:: WHAT THE TASK REQUIRES ::
Pictures appear in the records below; write out everything else exactly.

_ _ _ _ _ _ _

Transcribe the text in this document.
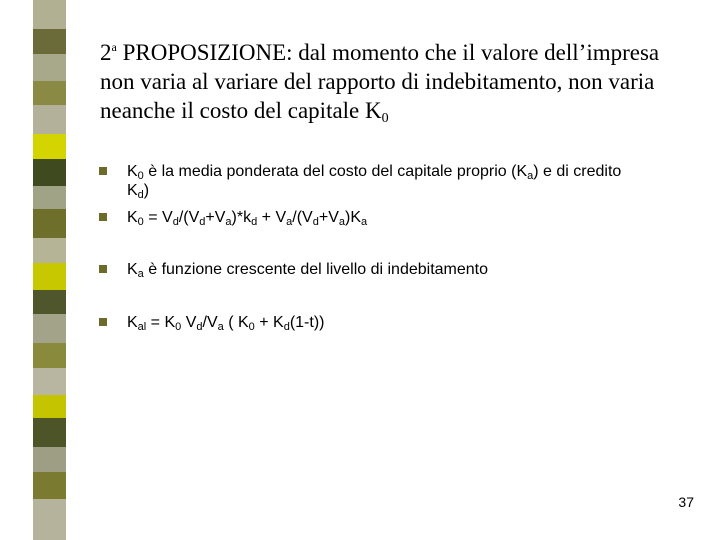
2$^a$ PROPOSIZIONE: dal momento che il valore dell’impresa
non varia al variare del rapporto di indebitamento, non varia
neanche il costo del capitale $K_0$
$K_0$ è la media ponderata del costo del capitale proprio $(K_a)$ e di credito
$K_d$)
$K_0 = V_d/(V_d+V_a)*k_d + V_a/(V_d+V_a)K_a$
$K_a$ è funzione crescente del livello di indebitamento
$K_{al} = K_0$ $V_d/V_a$ ( $K_0 + K_d(1-t)$)
37
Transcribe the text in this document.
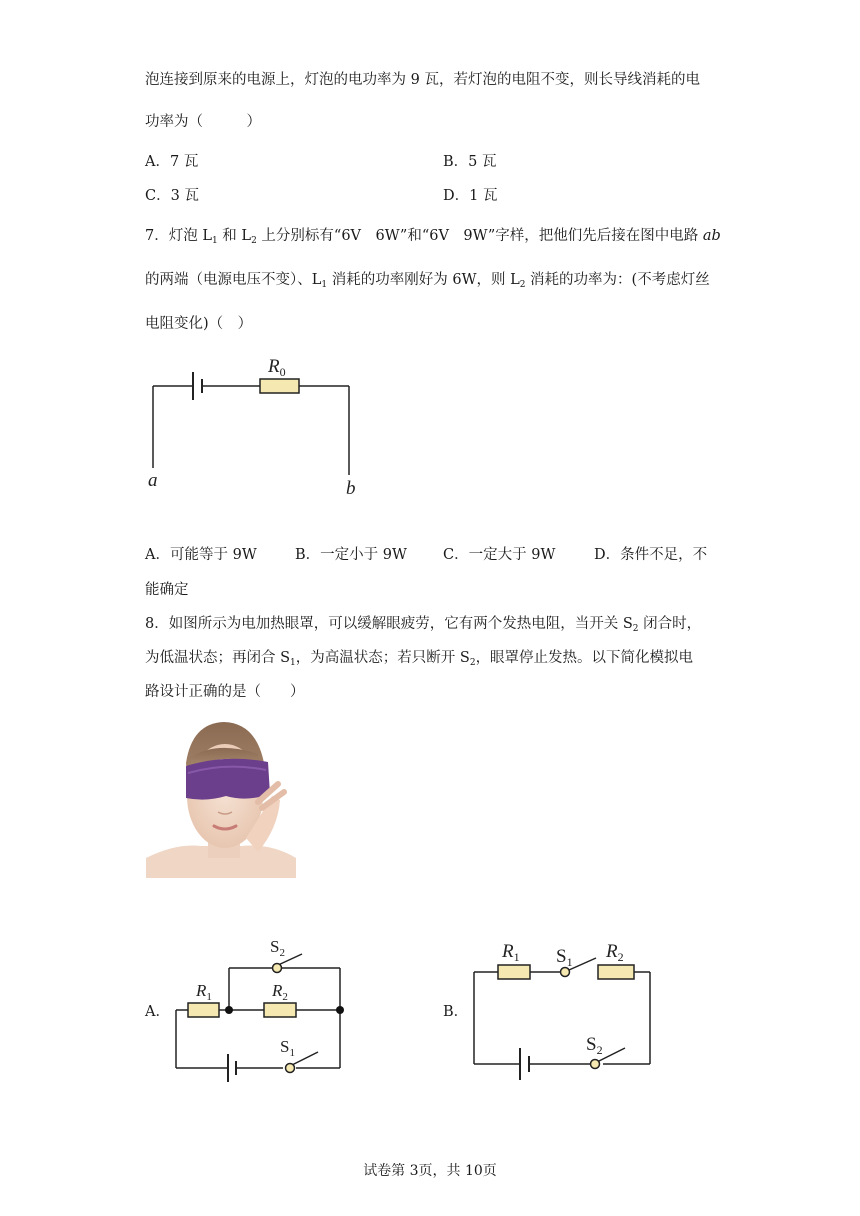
泡连接到原来的电源上，灯泡的电功率为 9 瓦，若灯泡的电阻不变，则长导线消耗的电
功率为（　　　）
A．7 瓦	B．5 瓦
C．3 瓦	D．1 瓦
7．灯泡 $L_1$ 和 $L_2$ 上分别标有“6V　6W”和“6V　9W”字样，把他们先后接在图中电路 ab
的两端（电源电压不变）、$L_1$ 消耗的功率刚好为 6W，则 $L_2$ 消耗的功率为：(不考虑灯丝
电阻变化)（　）
$R_0$
a	b
A．可能等于 9W	B．一定小于 9W C．一定大于 9W	D．条件不足，不
能确定
8．如图所示为电加热眼罩，可以缓解眼疲劳，它有两个发热电阻，当开关 $S_2$ 闭合时，
为低温状态；再闭合 $S_1$，为高温状态；若只断开 $S_2$，眼罩停止发热。以下简化模拟电
路设计正确的是（　　）
A．
$R_1$	$R_2$
$S_2$
$S_1$
B．
$R_1$	$R_2$
$S_1$
$S_2$
试卷第 3页，共 10页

_ _ _ _ _ _ _

:: SOLVED PROBLEM ::
Transcribe the text in this document.
2$^a$ PROPOSIZIONE: dal momento che il valore dell’impresa
non varia al variare del rapporto di indebitamento, non varia
neanche il costo del capitale $K_0$
$K_0$ è la media ponderata del costo del capitale proprio $(K_a)$ e di credito
$K_d$)
$K_0 = V_d/(V_d+V_a)*k_d + V_a/(V_d+V_a)K_a$
$K_a$ è funzione crescente del livello di indebitamento
$K_{al} = K_0$ $V_d/V_a$ ( $K_0 + K_d(1-t)$)
37
Transcribe the text in this document.
泡连接到原来的电源上，灯泡的电功率为 9 瓦，若灯泡的电阻不变，则长导线消耗的电
功率为（　　　）
A．7 瓦	B．5 瓦
C．3 瓦	D．1 瓦
7．灯泡 $L_1$ 和 $L_2$ 上分别标有“6V　6W”和“6V　9W”字样，把他们先后接在图中电路 ab
的两端（电源电压不变）、$L_1$ 消耗的功率刚好为 6W，则 $L_2$ 消耗的功率为：(不考虑灯丝
电阻变化)（　）
$R_0$
a	b
A．可能等于 9W	B．一定小于 9W C．一定大于 9W	D．条件不足，不
能确定
8．如图所示为电加热眼罩，可以缓解眼疲劳，它有两个发热电阻，当开关 $S_2$ 闭合时，
为低温状态；再闭合 $S_1$，为高温状态；若只断开 $S_2$，眼罩停止发热。以下简化模拟电
路设计正确的是（　　）
A．
$R_1$	$R_2$
$S_2$
$S_1$
B．
$R_1$	$R_2$
$S_1$
$S_2$
试卷第 3页，共 10页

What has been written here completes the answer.